Stored records
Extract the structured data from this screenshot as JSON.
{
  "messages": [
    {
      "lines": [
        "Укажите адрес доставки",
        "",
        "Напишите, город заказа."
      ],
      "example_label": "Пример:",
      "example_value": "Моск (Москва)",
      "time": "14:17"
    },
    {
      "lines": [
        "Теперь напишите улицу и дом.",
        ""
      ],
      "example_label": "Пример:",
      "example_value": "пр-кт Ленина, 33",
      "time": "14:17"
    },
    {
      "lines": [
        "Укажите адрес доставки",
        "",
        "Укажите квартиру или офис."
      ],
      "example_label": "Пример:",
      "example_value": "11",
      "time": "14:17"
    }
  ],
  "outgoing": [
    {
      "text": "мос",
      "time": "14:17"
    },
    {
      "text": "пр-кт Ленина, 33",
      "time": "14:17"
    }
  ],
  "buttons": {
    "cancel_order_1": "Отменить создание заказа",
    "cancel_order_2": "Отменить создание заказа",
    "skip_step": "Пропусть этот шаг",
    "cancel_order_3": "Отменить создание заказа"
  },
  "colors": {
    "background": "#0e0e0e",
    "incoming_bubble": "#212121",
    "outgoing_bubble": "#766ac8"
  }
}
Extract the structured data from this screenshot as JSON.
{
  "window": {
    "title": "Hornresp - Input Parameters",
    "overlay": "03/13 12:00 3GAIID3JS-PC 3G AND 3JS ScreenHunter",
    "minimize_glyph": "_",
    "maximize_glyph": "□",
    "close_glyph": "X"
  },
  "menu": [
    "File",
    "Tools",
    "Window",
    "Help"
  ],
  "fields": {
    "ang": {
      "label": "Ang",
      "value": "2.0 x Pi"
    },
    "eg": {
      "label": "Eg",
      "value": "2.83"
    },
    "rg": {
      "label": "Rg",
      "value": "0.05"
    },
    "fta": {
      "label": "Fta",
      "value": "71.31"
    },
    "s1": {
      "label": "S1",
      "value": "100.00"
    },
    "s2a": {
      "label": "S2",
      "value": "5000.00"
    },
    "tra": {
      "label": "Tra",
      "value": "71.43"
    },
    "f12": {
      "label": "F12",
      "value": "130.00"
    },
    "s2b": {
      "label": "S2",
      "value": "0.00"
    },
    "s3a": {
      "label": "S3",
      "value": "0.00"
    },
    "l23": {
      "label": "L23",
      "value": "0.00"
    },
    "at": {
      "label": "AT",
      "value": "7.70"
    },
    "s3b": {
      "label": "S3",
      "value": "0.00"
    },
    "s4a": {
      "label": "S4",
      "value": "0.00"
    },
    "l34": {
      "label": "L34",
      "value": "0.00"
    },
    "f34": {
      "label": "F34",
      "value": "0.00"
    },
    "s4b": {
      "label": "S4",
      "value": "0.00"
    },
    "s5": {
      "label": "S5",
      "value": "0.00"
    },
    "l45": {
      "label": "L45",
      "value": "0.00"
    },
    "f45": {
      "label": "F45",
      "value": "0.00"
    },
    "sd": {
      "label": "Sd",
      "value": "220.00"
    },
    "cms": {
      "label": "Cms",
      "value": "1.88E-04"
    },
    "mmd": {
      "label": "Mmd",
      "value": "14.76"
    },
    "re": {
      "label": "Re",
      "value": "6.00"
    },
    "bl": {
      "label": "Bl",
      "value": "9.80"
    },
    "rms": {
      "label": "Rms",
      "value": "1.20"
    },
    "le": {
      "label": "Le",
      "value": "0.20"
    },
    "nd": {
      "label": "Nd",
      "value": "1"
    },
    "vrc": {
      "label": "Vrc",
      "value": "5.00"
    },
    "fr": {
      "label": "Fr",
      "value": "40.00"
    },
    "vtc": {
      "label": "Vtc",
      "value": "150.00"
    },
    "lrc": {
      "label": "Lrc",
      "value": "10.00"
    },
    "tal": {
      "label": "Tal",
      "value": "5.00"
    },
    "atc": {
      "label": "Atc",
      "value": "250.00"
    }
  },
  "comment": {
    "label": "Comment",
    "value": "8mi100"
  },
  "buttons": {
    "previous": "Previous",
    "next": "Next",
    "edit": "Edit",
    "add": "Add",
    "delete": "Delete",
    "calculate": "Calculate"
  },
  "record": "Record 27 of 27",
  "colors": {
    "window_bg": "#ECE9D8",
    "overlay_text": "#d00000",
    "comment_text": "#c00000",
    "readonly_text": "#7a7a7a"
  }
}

## BRIEF
Without changing a word, restate the whole listing.

## RESPONSE TO THIS TASK
Extract the structured data from this screenshot as JSON.
{
  "messages": [
    {
      "lines": [
        "Укажите адрес доставки",
        "",
        "Напишите, город заказа."
      ],
      "example_label": "Пример:",
      "example_value": "Моск (Москва)",
      "time": "14:17"
    },
    {
      "lines": [
        "Теперь напишите улицу и дом.",
        ""
      ],
      "example_label": "Пример:",
      "example_value": "пр-кт Ленина, 33",
      "time": "14:17"
    },
    {
      "lines": [
        "Укажите адрес доставки",
        "",
        "Укажите квартиру или офис."
      ],
      "example_label": "Пример:",
      "example_value": "11",
      "time": "14:17"
    }
  ],
  "outgoing": [
    {
      "text": "мос",
      "time": "14:17"
    },
    {
      "text": "пр-кт Ленина, 33",
      "time": "14:17"
    }
  ],
  "buttons": {
    "cancel_order_1": "Отменить создание заказа",
    "cancel_order_2": "Отменить создание заказа",
    "skip_step": "Пропусть этот шаг",
    "cancel_order_3": "Отменить создание заказа"
  },
  "colors": {
    "background": "#0e0e0e",
    "incoming_bubble": "#212121",
    "outgoing_bubble": "#766ac8"
  }
}
Extract the structured data from this screenshot as JSON.
{
  "window": {
    "title": "Hornresp - Input Parameters",
    "overlay": "03/13 12:00 3GAIID3JS-PC 3G AND 3JS ScreenHunter",
    "minimize_glyph": "_",
    "maximize_glyph": "□",
    "close_glyph": "X"
  },
  "menu": [
    "File",
    "Tools",
    "Window",
    "Help"
  ],
  "fields": {
    "ang": {
      "label": "Ang",
      "value": "2.0 x Pi"
    },
    "eg": {
      "label": "Eg",
      "value": "2.83"
    },
    "rg": {
      "label": "Rg",
      "value": "0.05"
    },
    "fta": {
      "label": "Fta",
      "value": "71.31"
    },
    "s1": {
      "label": "S1",
      "value": "100.00"
    },
    "s2a": {
      "label": "S2",
      "value": "5000.00"
    },
    "tra": {
      "label": "Tra",
      "value": "71.43"
    },
    "f12": {
      "label": "F12",
      "value": "130.00"
    },
    "s2b": {
      "label": "S2",
      "value": "0.00"
    },
    "s3a": {
      "label": "S3",
      "value": "0.00"
    },
    "l23": {
      "label": "L23",
      "value": "0.00"
    },
    "at": {
      "label": "AT",
      "value": "7.70"
    },
    "s3b": {
      "label": "S3",
      "value": "0.00"
    },
    "s4a": {
      "label": "S4",
      "value": "0.00"
    },
    "l34": {
      "label": "L34",
      "value": "0.00"
    },
    "f34": {
      "label": "F34",
      "value": "0.00"
    },
    "s4b": {
      "label": "S4",
      "value": "0.00"
    },
    "s5": {
      "label": "S5",
      "value": "0.00"
    },
    "l45": {
      "label": "L45",
      "value": "0.00"
    },
    "f45": {
      "label": "F45",
      "value": "0.00"
    },
    "sd": {
      "label": "Sd",
      "value": "220.00"
    },
    "cms": {
      "label": "Cms",
      "value": "1.88E-04"
    },
    "mmd": {
      "label": "Mmd",
      "value": "14.76"
    },
    "re": {
      "label": "Re",
      "value": "6.00"
    },
    "bl": {
      "label": "Bl",
      "value": "9.80"
    },
    "rms": {
      "label": "Rms",
      "value": "1.20"
    },
    "le": {
      "label": "Le",
      "value": "0.20"
    },
    "nd": {
      "label": "Nd",
      "value": "1"
    },
    "vrc": {
      "label": "Vrc",
      "value": "5.00"
    },
    "fr": {
      "label": "Fr",
      "value": "40.00"
    },
    "vtc": {
      "label": "Vtc",
      "value": "150.00"
    },
    "lrc": {
      "label": "Lrc",
      "value": "10.00"
    },
    "tal": {
      "label": "Tal",
      "value": "5.00"
    },
    "atc": {
      "label": "Atc",
      "value": "250.00"
    }
  },
  "comment": {
    "label": "Comment",
    "value": "8mi100"
  },
  "buttons": {
    "previous": "Previous",
    "next": "Next",
    "edit": "Edit",
    "add": "Add",
    "delete": "Delete",
    "calculate": "Calculate"
  },
  "record": "Record 27 of 27",
  "colors": {
    "window_bg": "#ECE9D8",
    "overlay_text": "#d00000",
    "comment_text": "#c00000",
    "readonly_text": "#7a7a7a"
  }
}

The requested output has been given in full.